→ Supplied information:
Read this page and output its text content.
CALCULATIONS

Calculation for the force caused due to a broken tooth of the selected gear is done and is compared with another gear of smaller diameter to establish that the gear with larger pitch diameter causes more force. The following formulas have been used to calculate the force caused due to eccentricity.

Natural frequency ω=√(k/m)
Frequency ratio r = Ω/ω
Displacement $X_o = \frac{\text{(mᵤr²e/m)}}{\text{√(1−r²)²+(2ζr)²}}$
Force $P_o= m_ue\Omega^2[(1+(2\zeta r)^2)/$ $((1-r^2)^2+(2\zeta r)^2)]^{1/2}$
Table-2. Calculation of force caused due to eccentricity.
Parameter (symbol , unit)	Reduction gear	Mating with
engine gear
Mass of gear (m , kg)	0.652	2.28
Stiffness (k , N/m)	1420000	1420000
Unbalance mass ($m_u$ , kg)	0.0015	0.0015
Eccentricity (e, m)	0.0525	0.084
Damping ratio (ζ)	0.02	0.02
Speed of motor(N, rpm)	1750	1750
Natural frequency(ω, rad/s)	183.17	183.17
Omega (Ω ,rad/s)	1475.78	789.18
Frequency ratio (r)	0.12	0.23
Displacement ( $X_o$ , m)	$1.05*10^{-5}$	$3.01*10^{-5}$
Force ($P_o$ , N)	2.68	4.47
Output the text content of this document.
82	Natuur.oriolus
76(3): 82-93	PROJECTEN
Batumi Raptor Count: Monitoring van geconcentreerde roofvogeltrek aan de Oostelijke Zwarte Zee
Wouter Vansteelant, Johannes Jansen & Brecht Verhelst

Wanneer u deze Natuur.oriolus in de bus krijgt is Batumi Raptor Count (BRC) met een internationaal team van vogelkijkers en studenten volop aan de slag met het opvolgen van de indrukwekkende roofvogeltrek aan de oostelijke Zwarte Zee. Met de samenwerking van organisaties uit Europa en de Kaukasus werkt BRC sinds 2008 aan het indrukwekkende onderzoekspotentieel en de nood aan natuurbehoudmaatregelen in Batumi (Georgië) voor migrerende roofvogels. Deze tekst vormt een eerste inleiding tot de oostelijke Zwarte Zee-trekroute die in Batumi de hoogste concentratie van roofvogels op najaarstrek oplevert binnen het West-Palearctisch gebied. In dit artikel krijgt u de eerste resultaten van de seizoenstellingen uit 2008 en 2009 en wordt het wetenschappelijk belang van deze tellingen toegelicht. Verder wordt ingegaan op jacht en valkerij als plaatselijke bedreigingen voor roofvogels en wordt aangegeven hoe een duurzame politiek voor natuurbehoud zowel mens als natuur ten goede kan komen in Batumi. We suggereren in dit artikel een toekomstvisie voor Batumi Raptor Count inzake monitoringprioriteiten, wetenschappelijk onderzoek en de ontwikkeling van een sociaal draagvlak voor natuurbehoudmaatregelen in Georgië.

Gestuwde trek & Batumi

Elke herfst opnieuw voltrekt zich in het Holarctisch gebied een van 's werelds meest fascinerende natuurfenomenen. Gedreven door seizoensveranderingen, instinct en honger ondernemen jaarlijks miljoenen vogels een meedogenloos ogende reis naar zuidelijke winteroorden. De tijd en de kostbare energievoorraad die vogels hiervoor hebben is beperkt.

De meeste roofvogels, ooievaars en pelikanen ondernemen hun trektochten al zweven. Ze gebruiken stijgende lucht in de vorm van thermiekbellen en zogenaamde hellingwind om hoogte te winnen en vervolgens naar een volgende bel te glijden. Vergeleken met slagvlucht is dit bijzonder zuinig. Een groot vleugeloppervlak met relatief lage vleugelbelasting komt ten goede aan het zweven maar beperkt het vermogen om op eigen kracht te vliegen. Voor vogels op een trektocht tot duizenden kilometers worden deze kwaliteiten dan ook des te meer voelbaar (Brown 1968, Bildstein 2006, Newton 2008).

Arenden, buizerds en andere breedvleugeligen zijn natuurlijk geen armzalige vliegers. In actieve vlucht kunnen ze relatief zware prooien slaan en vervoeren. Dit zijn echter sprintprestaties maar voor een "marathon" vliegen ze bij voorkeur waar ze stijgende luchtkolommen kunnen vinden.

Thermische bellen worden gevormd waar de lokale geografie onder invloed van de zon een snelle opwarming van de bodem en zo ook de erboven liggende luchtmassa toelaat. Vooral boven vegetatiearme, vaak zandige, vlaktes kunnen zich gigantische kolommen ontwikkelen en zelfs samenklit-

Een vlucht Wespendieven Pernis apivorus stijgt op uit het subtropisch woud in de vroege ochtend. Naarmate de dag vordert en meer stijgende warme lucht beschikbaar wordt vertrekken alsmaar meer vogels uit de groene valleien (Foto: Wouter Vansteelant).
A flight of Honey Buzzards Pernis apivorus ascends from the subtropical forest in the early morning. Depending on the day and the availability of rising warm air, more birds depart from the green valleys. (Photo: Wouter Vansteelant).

→ Problem description:
Reply with the number of lines in the data that include the string "beperkt" and nothing else.

→ Solution for this problem:
2